▶ **SOURCE RECORDS**

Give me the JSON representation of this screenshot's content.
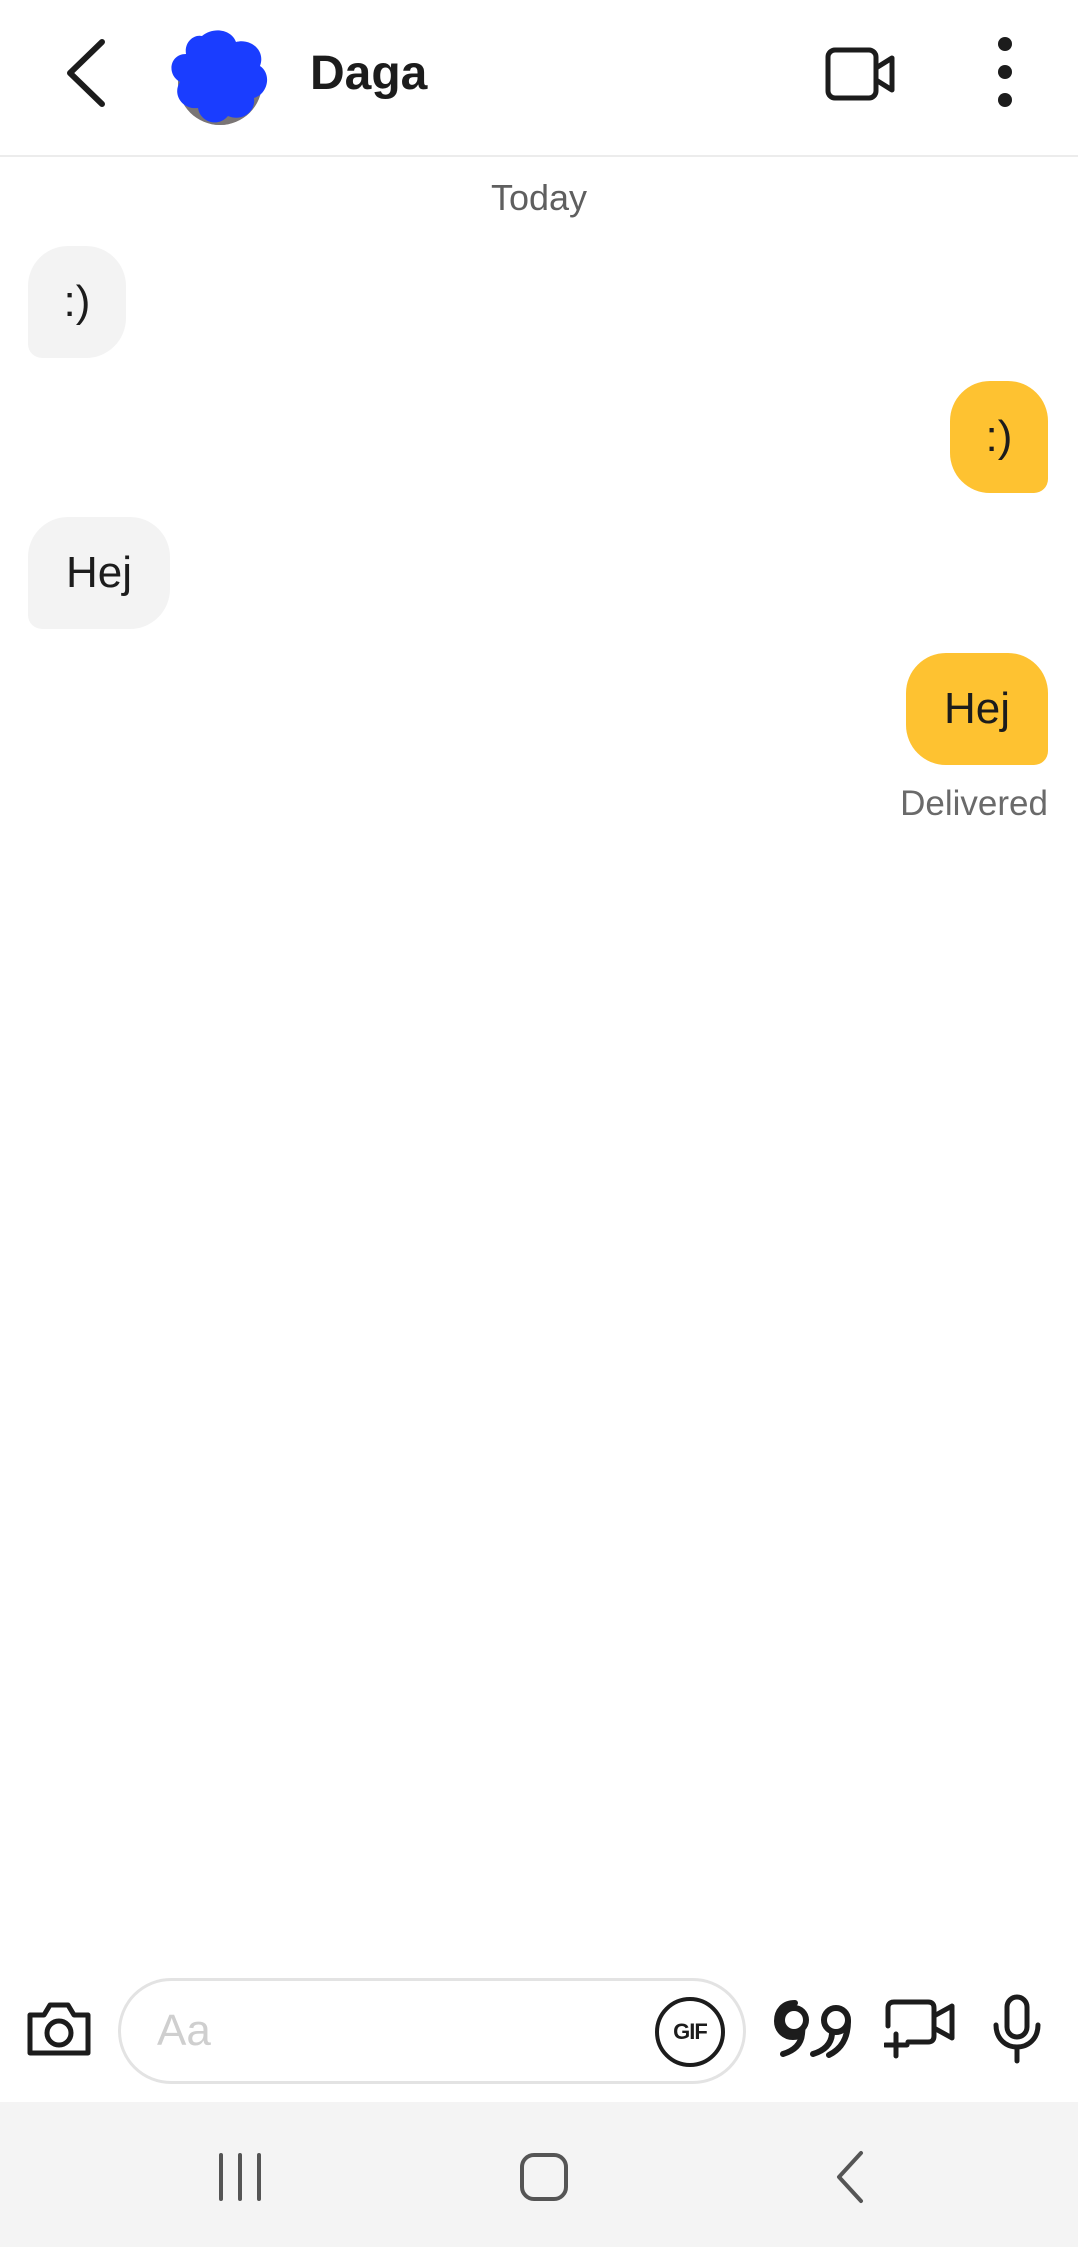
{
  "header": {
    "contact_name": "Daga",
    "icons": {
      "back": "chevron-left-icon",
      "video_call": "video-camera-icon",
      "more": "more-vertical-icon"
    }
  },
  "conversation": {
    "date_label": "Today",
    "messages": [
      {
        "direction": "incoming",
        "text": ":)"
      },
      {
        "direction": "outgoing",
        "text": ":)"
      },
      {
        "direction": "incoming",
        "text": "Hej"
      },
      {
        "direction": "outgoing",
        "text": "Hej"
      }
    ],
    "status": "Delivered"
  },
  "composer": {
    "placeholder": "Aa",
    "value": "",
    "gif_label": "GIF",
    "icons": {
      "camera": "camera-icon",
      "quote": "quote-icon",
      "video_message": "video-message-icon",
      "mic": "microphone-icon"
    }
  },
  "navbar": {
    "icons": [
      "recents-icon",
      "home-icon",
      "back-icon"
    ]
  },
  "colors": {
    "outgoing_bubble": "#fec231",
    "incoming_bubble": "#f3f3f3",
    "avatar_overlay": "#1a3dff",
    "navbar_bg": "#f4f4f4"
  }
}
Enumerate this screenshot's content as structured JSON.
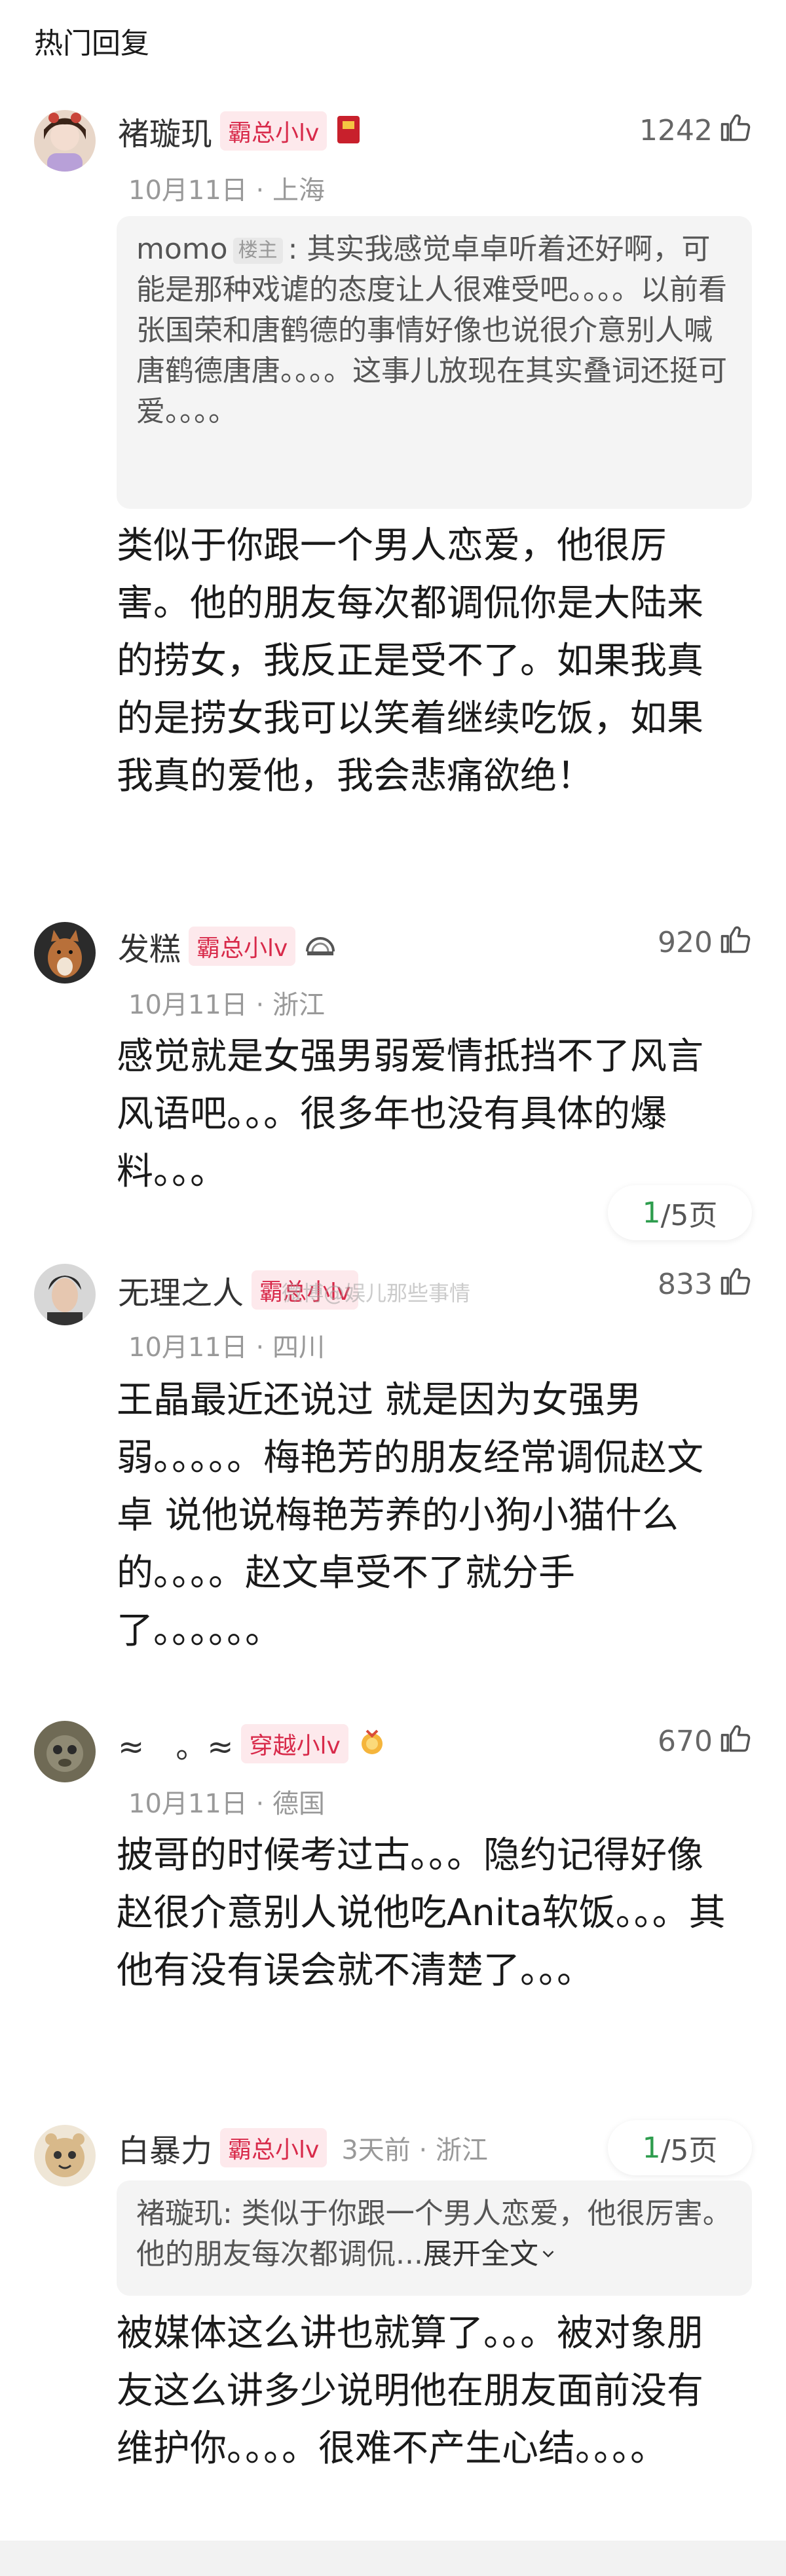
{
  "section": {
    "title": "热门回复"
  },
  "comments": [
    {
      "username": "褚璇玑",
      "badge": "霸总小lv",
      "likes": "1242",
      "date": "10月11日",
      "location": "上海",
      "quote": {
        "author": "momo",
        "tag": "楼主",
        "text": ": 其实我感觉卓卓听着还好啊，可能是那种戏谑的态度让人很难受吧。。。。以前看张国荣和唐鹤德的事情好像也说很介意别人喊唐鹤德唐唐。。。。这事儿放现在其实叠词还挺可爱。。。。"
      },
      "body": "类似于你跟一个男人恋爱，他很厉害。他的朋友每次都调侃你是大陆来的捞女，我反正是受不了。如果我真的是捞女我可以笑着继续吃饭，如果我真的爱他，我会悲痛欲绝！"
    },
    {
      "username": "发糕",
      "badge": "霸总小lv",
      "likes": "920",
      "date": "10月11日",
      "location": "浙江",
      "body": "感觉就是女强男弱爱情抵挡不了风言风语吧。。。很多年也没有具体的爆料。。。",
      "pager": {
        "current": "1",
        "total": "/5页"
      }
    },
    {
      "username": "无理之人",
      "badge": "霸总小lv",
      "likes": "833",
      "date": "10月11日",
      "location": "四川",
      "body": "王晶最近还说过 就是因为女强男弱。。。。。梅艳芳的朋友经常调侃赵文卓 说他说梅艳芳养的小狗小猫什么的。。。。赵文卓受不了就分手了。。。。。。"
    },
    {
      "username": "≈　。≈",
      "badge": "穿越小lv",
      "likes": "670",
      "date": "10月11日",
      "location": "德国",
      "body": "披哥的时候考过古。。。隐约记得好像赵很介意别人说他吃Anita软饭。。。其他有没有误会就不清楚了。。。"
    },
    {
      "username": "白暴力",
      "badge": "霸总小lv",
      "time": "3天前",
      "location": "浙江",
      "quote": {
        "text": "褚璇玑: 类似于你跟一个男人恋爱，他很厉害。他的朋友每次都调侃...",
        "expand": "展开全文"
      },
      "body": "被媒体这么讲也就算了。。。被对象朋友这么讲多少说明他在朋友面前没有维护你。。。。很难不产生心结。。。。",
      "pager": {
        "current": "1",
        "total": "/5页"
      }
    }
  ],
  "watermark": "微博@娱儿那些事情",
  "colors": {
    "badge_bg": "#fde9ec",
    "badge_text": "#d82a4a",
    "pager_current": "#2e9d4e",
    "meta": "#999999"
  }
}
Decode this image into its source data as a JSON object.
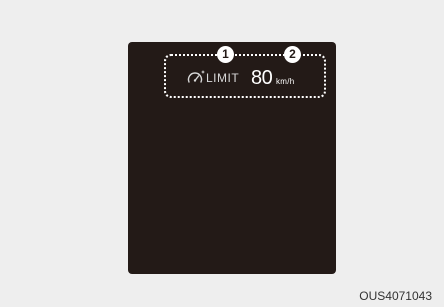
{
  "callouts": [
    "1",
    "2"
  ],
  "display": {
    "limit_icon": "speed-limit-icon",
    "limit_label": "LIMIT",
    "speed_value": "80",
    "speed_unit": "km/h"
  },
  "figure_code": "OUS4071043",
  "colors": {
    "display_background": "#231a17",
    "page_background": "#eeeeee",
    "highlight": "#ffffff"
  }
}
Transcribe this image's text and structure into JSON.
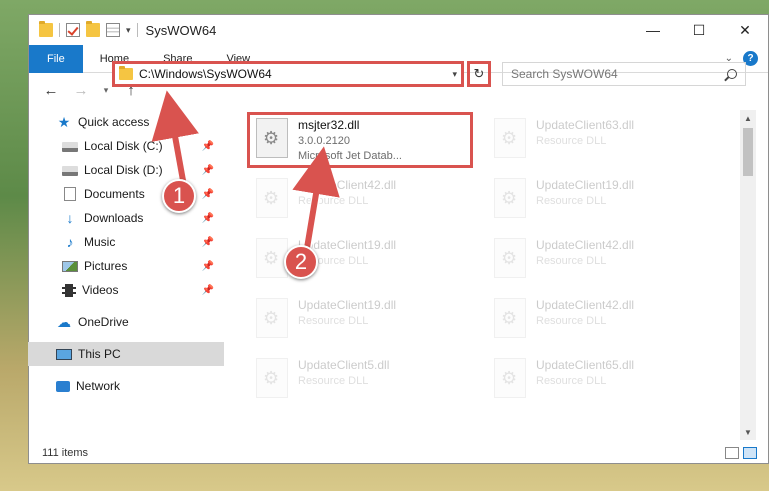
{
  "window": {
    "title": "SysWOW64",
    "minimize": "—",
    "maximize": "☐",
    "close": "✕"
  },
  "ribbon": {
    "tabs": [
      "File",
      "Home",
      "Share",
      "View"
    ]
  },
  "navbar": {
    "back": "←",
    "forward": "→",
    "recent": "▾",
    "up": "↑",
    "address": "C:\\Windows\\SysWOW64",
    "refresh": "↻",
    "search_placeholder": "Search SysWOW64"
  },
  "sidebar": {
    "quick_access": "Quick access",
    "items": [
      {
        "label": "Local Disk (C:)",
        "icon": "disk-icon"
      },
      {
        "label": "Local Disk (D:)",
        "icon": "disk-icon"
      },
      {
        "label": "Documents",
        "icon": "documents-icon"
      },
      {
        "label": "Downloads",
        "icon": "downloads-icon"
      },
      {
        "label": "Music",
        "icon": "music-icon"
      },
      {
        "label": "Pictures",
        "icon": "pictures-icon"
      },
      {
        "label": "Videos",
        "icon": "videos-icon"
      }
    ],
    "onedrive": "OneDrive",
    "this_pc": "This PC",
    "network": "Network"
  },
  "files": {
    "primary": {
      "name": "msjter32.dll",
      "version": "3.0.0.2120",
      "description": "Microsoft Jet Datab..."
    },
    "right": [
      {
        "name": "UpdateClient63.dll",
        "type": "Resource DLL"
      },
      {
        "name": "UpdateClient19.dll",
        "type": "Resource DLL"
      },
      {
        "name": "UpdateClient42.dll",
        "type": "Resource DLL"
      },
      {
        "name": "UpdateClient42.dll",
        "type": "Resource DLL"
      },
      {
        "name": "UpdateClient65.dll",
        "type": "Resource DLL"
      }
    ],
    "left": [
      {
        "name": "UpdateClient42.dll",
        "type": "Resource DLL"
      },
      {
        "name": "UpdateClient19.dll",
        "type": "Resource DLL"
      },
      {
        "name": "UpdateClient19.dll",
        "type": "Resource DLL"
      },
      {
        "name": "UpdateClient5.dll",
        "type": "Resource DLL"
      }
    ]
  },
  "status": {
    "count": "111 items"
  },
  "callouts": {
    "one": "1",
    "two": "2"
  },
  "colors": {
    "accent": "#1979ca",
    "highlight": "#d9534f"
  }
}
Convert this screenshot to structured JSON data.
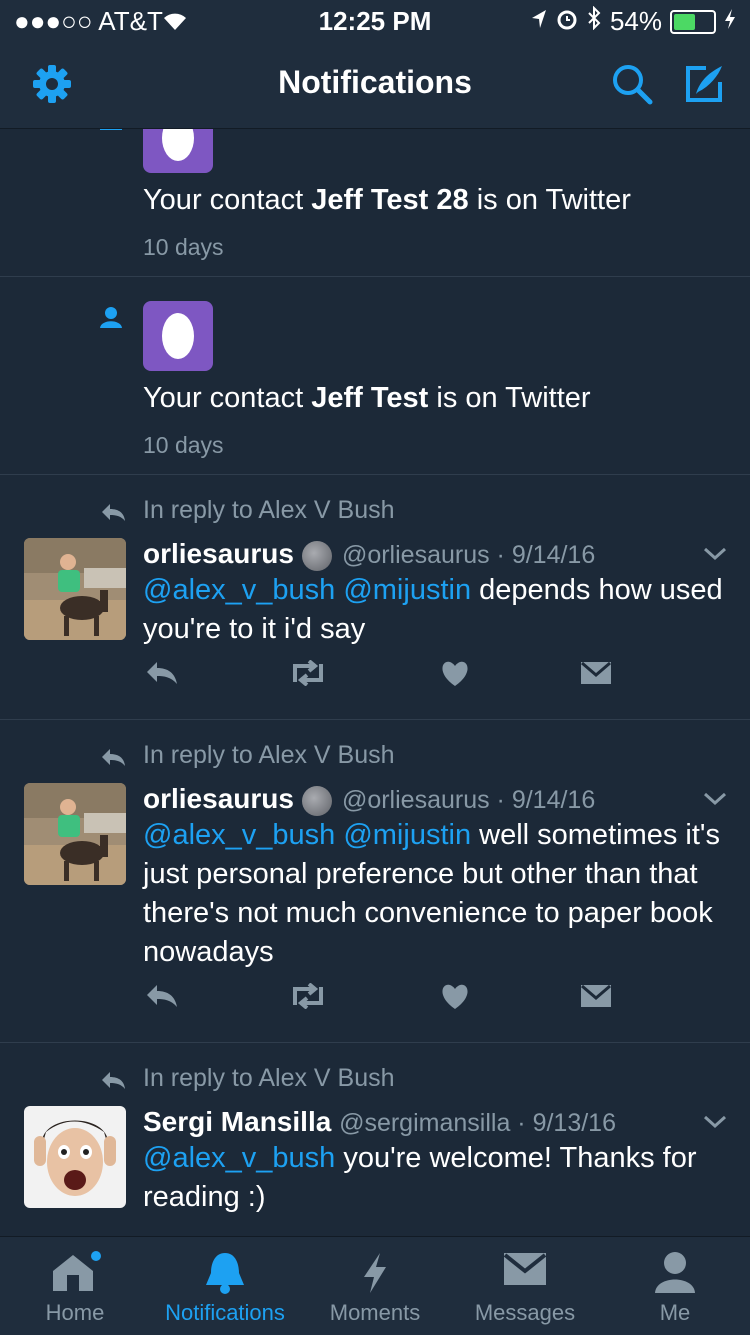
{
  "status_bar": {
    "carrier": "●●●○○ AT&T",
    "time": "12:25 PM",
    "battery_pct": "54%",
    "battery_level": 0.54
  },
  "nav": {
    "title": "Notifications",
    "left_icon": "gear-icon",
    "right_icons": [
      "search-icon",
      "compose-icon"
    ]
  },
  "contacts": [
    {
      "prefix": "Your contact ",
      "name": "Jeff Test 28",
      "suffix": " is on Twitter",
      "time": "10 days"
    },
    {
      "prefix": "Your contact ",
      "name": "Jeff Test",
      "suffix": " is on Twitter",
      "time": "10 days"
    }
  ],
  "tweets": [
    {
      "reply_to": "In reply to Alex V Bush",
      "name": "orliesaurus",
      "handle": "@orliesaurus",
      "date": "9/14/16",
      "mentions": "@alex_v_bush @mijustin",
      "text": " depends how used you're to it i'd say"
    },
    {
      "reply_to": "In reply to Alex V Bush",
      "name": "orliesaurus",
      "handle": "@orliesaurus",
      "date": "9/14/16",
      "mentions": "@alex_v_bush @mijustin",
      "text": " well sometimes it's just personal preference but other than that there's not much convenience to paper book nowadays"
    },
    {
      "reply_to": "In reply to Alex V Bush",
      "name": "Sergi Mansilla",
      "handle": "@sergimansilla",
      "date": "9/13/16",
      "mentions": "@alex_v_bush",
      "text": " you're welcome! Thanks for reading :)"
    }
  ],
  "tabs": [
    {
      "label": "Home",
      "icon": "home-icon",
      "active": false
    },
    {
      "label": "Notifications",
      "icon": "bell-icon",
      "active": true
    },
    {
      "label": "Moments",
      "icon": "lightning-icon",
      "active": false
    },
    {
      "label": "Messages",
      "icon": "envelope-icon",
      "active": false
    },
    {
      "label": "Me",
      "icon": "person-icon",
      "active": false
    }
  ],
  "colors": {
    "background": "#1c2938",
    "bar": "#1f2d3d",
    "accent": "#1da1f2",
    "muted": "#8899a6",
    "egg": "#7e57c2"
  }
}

▶ **TASK REQUIREMENTS**
In the entries above, identify each line that includes the string "highlight", then copy it.

▶ **COMPLETED EXERCISE**
    "highlight": "#ffffff"
    "highlight": "#d9534f"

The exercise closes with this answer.